STATED TASK.
Output the material below in full, exactly as it is.

[start ENTRIES SUPPLIED]

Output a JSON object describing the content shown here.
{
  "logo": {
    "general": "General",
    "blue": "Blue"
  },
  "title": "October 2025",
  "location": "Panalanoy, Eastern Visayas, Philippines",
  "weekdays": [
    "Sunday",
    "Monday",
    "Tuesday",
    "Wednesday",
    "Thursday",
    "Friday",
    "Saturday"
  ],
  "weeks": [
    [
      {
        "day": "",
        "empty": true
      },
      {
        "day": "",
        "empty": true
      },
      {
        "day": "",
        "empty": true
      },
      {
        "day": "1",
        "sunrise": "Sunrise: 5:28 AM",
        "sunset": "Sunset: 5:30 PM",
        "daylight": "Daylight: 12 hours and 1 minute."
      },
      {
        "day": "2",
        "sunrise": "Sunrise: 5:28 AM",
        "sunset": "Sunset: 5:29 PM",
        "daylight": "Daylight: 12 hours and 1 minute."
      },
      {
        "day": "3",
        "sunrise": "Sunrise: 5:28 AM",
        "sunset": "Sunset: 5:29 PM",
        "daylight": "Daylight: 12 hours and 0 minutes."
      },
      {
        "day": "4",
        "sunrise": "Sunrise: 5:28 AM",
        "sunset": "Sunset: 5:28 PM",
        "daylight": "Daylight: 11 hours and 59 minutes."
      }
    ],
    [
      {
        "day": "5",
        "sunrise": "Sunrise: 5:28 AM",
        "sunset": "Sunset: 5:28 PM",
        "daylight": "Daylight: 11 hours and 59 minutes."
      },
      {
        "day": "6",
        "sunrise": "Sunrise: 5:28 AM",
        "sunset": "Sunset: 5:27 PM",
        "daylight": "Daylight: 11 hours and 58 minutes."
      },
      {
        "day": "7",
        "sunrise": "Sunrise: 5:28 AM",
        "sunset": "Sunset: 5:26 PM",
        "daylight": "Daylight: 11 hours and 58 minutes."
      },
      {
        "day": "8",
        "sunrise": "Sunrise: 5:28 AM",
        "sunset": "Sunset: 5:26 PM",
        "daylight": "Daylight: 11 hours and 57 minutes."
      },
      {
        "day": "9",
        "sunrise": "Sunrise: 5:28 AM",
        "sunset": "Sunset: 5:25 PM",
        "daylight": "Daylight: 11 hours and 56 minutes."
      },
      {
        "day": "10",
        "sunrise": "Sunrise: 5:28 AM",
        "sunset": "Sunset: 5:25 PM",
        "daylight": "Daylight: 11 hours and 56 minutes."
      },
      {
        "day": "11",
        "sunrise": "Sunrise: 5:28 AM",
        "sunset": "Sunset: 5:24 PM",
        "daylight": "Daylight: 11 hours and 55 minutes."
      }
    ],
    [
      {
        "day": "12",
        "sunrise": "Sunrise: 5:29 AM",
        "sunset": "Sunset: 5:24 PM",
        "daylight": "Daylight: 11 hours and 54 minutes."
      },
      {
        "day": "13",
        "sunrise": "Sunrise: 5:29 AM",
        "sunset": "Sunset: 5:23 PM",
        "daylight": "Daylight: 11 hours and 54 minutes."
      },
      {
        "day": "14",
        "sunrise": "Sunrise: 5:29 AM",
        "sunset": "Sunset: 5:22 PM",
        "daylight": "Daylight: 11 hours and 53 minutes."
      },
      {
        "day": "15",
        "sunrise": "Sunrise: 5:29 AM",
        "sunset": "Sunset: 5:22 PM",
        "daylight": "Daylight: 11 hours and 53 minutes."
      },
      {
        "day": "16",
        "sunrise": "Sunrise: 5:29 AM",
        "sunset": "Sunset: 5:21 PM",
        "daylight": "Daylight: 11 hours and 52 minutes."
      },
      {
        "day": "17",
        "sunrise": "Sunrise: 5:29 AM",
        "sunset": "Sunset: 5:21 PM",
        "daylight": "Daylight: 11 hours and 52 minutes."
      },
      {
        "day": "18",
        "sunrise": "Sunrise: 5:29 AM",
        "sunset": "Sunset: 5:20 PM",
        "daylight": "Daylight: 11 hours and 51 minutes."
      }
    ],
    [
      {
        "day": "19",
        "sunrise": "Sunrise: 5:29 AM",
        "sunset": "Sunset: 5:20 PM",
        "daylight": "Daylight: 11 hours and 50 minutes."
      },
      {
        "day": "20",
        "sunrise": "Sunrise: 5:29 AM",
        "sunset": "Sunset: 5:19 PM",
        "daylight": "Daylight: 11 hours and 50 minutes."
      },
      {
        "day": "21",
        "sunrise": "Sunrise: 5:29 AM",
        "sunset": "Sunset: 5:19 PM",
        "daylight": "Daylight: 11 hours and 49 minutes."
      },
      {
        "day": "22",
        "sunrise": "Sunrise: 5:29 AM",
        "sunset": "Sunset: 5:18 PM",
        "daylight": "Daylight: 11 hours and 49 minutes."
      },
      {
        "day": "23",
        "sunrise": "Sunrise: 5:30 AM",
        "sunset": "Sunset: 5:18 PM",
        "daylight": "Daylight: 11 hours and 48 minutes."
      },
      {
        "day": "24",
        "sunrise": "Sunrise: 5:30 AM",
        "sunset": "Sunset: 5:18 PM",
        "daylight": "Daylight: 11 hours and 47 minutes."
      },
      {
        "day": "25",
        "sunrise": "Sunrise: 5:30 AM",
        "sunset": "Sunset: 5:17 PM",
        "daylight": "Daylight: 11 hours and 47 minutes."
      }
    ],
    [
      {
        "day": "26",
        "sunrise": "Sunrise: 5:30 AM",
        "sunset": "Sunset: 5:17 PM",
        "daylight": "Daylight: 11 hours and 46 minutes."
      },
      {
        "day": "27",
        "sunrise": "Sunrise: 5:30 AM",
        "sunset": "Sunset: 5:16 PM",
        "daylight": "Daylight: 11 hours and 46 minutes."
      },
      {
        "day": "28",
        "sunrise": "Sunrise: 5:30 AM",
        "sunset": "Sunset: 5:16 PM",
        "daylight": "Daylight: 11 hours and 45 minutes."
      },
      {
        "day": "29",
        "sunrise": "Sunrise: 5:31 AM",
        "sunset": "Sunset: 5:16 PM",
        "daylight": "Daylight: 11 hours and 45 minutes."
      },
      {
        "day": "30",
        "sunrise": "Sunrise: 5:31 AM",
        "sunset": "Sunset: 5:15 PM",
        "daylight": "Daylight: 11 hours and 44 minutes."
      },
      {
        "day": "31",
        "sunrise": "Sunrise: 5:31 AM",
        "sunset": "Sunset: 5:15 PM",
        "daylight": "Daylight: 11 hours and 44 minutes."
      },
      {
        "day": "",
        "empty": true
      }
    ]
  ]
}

[end ENTRIES SUPPLIED]

RESULT FOR THIS EXERCISE.
Output a JSON object describing the content shown here.
{
  "logo": {
    "general": "General",
    "blue": "Blue"
  },
  "title": "October 2025",
  "location": "Panalanoy, Eastern Visayas, Philippines",
  "weekdays": [
    "Sunday",
    "Monday",
    "Tuesday",
    "Wednesday",
    "Thursday",
    "Friday",
    "Saturday"
  ],
  "weeks": [
    [
      {
        "day": "",
        "empty": true
      },
      {
        "day": "",
        "empty": true
      },
      {
        "day": "",
        "empty": true
      },
      {
        "day": "1",
        "sunrise": "Sunrise: 5:28 AM",
        "sunset": "Sunset: 5:30 PM",
        "daylight": "Daylight: 12 hours and 1 minute."
      },
      {
        "day": "2",
        "sunrise": "Sunrise: 5:28 AM",
        "sunset": "Sunset: 5:29 PM",
        "daylight": "Daylight: 12 hours and 1 minute."
      },
      {
        "day": "3",
        "sunrise": "Sunrise: 5:28 AM",
        "sunset": "Sunset: 5:29 PM",
        "daylight": "Daylight: 12 hours and 0 minutes."
      },
      {
        "day": "4",
        "sunrise": "Sunrise: 5:28 AM",
        "sunset": "Sunset: 5:28 PM",
        "daylight": "Daylight: 11 hours and 59 minutes."
      }
    ],
    [
      {
        "day": "5",
        "sunrise": "Sunrise: 5:28 AM",
        "sunset": "Sunset: 5:28 PM",
        "daylight": "Daylight: 11 hours and 59 minutes."
      },
      {
        "day": "6",
        "sunrise": "Sunrise: 5:28 AM",
        "sunset": "Sunset: 5:27 PM",
        "daylight": "Daylight: 11 hours and 58 minutes."
      },
      {
        "day": "7",
        "sunrise": "Sunrise: 5:28 AM",
        "sunset": "Sunset: 5:26 PM",
        "daylight": "Daylight: 11 hours and 58 minutes."
      },
      {
        "day": "8",
        "sunrise": "Sunrise: 5:28 AM",
        "sunset": "Sunset: 5:26 PM",
        "daylight": "Daylight: 11 hours and 57 minutes."
      },
      {
        "day": "9",
        "sunrise": "Sunrise: 5:28 AM",
        "sunset": "Sunset: 5:25 PM",
        "daylight": "Daylight: 11 hours and 56 minutes."
      },
      {
        "day": "10",
        "sunrise": "Sunrise: 5:28 AM",
        "sunset": "Sunset: 5:25 PM",
        "daylight": "Daylight: 11 hours and 56 minutes."
      },
      {
        "day": "11",
        "sunrise": "Sunrise: 5:28 AM",
        "sunset": "Sunset: 5:24 PM",
        "daylight": "Daylight: 11 hours and 55 minutes."
      }
    ],
    [
      {
        "day": "12",
        "sunrise": "Sunrise: 5:29 AM",
        "sunset": "Sunset: 5:24 PM",
        "daylight": "Daylight: 11 hours and 54 minutes."
      },
      {
        "day": "13",
        "sunrise": "Sunrise: 5:29 AM",
        "sunset": "Sunset: 5:23 PM",
        "daylight": "Daylight: 11 hours and 54 minutes."
      },
      {
        "day": "14",
        "sunrise": "Sunrise: 5:29 AM",
        "sunset": "Sunset: 5:22 PM",
        "daylight": "Daylight: 11 hours and 53 minutes."
      },
      {
        "day": "15",
        "sunrise": "Sunrise: 5:29 AM",
        "sunset": "Sunset: 5:22 PM",
        "daylight": "Daylight: 11 hours and 53 minutes."
      },
      {
        "day": "16",
        "sunrise": "Sunrise: 5:29 AM",
        "sunset": "Sunset: 5:21 PM",
        "daylight": "Daylight: 11 hours and 52 minutes."
      },
      {
        "day": "17",
        "sunrise": "Sunrise: 5:29 AM",
        "sunset": "Sunset: 5:21 PM",
        "daylight": "Daylight: 11 hours and 52 minutes."
      },
      {
        "day": "18",
        "sunrise": "Sunrise: 5:29 AM",
        "sunset": "Sunset: 5:20 PM",
        "daylight": "Daylight: 11 hours and 51 minutes."
      }
    ],
    [
      {
        "day": "19",
        "sunrise": "Sunrise: 5:29 AM",
        "sunset": "Sunset: 5:20 PM",
        "daylight": "Daylight: 11 hours and 50 minutes."
      },
      {
        "day": "20",
        "sunrise": "Sunrise: 5:29 AM",
        "sunset": "Sunset: 5:19 PM",
        "daylight": "Daylight: 11 hours and 50 minutes."
      },
      {
        "day": "21",
        "sunrise": "Sunrise: 5:29 AM",
        "sunset": "Sunset: 5:19 PM",
        "daylight": "Daylight: 11 hours and 49 minutes."
      },
      {
        "day": "22",
        "sunrise": "Sunrise: 5:29 AM",
        "sunset": "Sunset: 5:18 PM",
        "daylight": "Daylight: 11 hours and 49 minutes."
      },
      {
        "day": "23",
        "sunrise": "Sunrise: 5:30 AM",
        "sunset": "Sunset: 5:18 PM",
        "daylight": "Daylight: 11 hours and 48 minutes."
      },
      {
        "day": "24",
        "sunrise": "Sunrise: 5:30 AM",
        "sunset": "Sunset: 5:18 PM",
        "daylight": "Daylight: 11 hours and 47 minutes."
      },
      {
        "day": "25",
        "sunrise": "Sunrise: 5:30 AM",
        "sunset": "Sunset: 5:17 PM",
        "daylight": "Daylight: 11 hours and 47 minutes."
      }
    ],
    [
      {
        "day": "26",
        "sunrise": "Sunrise: 5:30 AM",
        "sunset": "Sunset: 5:17 PM",
        "daylight": "Daylight: 11 hours and 46 minutes."
      },
      {
        "day": "27",
        "sunrise": "Sunrise: 5:30 AM",
        "sunset": "Sunset: 5:16 PM",
        "daylight": "Daylight: 11 hours and 46 minutes."
      },
      {
        "day": "28",
        "sunrise": "Sunrise: 5:30 AM",
        "sunset": "Sunset: 5:16 PM",
        "daylight": "Daylight: 11 hours and 45 minutes."
      },
      {
        "day": "29",
        "sunrise": "Sunrise: 5:31 AM",
        "sunset": "Sunset: 5:16 PM",
        "daylight": "Daylight: 11 hours and 45 minutes."
      },
      {
        "day": "30",
        "sunrise": "Sunrise: 5:31 AM",
        "sunset": "Sunset: 5:15 PM",
        "daylight": "Daylight: 11 hours and 44 minutes."
      },
      {
        "day": "31",
        "sunrise": "Sunrise: 5:31 AM",
        "sunset": "Sunset: 5:15 PM",
        "daylight": "Daylight: 11 hours and 44 minutes."
      },
      {
        "day": "",
        "empty": true
      }
    ]
  ]
}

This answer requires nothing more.